▼

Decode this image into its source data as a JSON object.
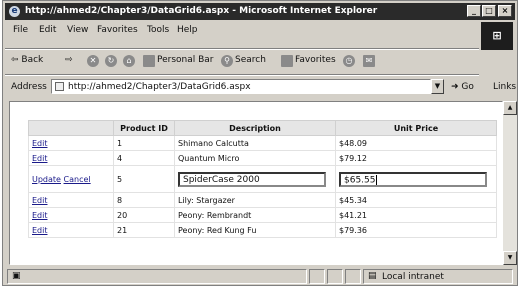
{
  "window": {
    "title": "http://ahmed2/Chapter3/DataGrid6.aspx - Microsoft Internet Explorer"
  },
  "title_buttons": [
    "_",
    "□",
    "×"
  ],
  "menu": [
    "File",
    "Edit",
    "View",
    "Favorites",
    "Tools",
    "Help"
  ],
  "toolbar": {
    "back": "⇦ Back",
    "forward": "⇨",
    "personal_bar": "Personal Bar",
    "search": "Search",
    "favorites": "Favorites"
  },
  "address": {
    "label": "Address",
    "url": "http://ahmed2/Chapter3/DataGrid6.aspx",
    "go": "Go",
    "links": "Links"
  },
  "grid": {
    "headers": [
      "",
      "Product ID",
      "Description",
      "Unit Price"
    ],
    "rows": [
      {
        "action": "Edit",
        "id": "1",
        "description": "Shimano Calcutta",
        "price": "$48.09"
      },
      {
        "action": "Edit",
        "id": "4",
        "description": "Quantum Micro",
        "price": "$79.12"
      },
      {
        "action_update": "Update",
        "action_cancel": "Cancel",
        "id": "5",
        "description": "SpiderCase 2000",
        "price": "$65.55"
      },
      {
        "action": "Edit",
        "id": "8",
        "description": "Lily: Stargazer",
        "price": "$45.34"
      },
      {
        "action": "Edit",
        "id": "20",
        "description": "Peony: Rembrandt",
        "price": "$41.21"
      },
      {
        "action": "Edit",
        "id": "21",
        "description": "Peony: Red Kung Fu",
        "price": "$79.36"
      }
    ]
  },
  "status": {
    "zone": "Local intranet"
  }
}
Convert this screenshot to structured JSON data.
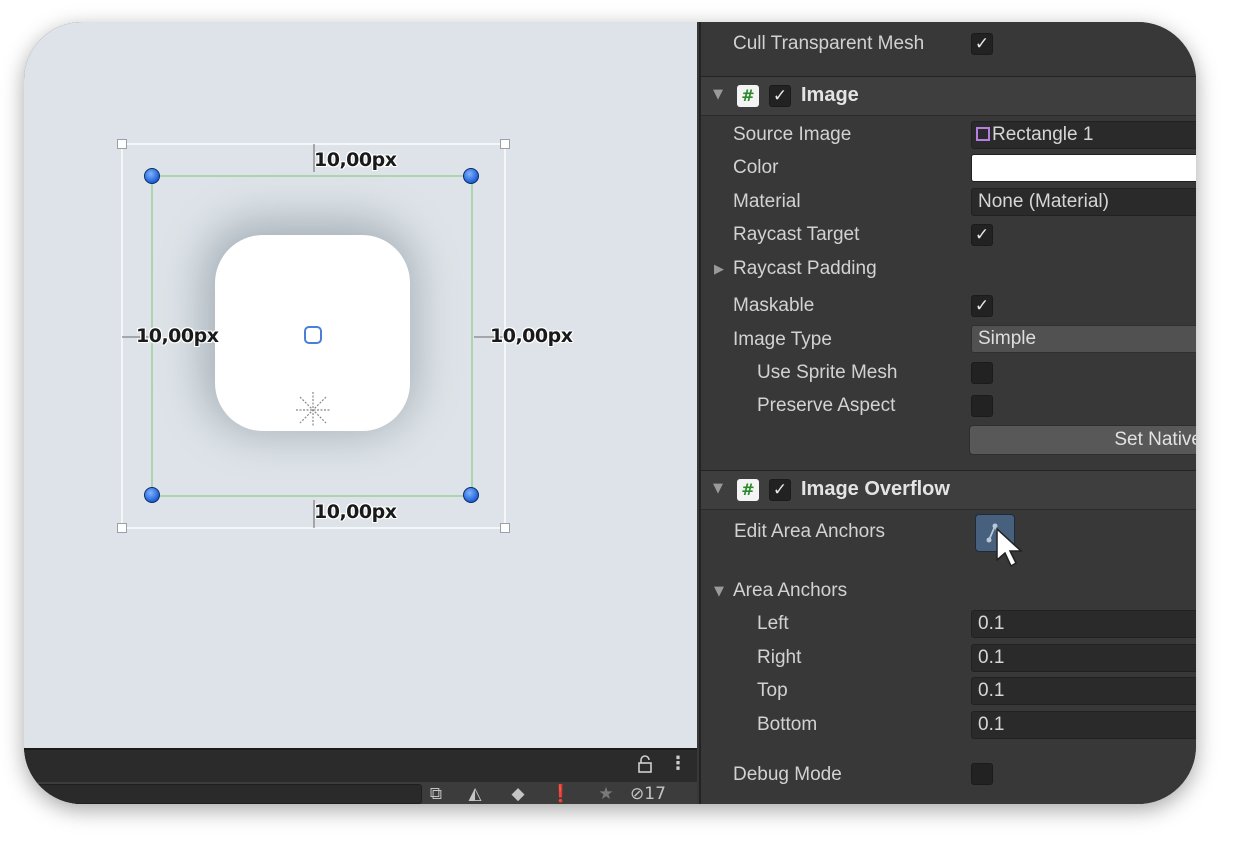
{
  "scene": {
    "top_label": "10,00px",
    "left_label": "10,00px",
    "right_label": "10,00px",
    "bottom_label": "10,00px"
  },
  "bottom_bar": {
    "lock_icon": "lock-icon",
    "menu_icon": "kebab-menu-icon",
    "hidden_count": "17"
  },
  "inspector": {
    "cull_transparent_mesh": {
      "label": "Cull Transparent Mesh",
      "checked": true
    },
    "image_component": {
      "title": "Image",
      "enabled": true,
      "source_image": {
        "label": "Source Image",
        "value": "Rectangle 1"
      },
      "color": {
        "label": "Color",
        "value": "#ffffff"
      },
      "material": {
        "label": "Material",
        "value": "None (Material)"
      },
      "raycast_target": {
        "label": "Raycast Target",
        "checked": true
      },
      "raycast_padding": {
        "label": "Raycast Padding"
      },
      "maskable": {
        "label": "Maskable",
        "checked": true
      },
      "image_type": {
        "label": "Image Type",
        "value": "Simple"
      },
      "use_sprite_mesh": {
        "label": "Use Sprite Mesh",
        "checked": false
      },
      "preserve_aspect": {
        "label": "Preserve Aspect",
        "checked": false
      },
      "set_native_button": "Set Native"
    },
    "overflow_component": {
      "title": "Image Overflow",
      "enabled": true,
      "edit_area_anchors": {
        "label": "Edit Area Anchors"
      },
      "area_anchors": {
        "label": "Area Anchors",
        "left": {
          "label": "Left",
          "value": "0.1"
        },
        "right": {
          "label": "Right",
          "value": "0.1"
        },
        "top": {
          "label": "Top",
          "value": "0.1"
        },
        "bottom": {
          "label": "Bottom",
          "value": "0.1"
        }
      },
      "debug_mode": {
        "label": "Debug Mode",
        "checked": false
      }
    }
  },
  "check_glyph": "✓"
}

▲

Look through the entries above; copy every line holding the string "http".

## Written answer
    "title": "http://ahmed2/Chapter3/DataGrid6.aspx - Microsoft Internet Explorer"
    "url": "http://ahmed2/Chapter3/DataGrid6.aspx",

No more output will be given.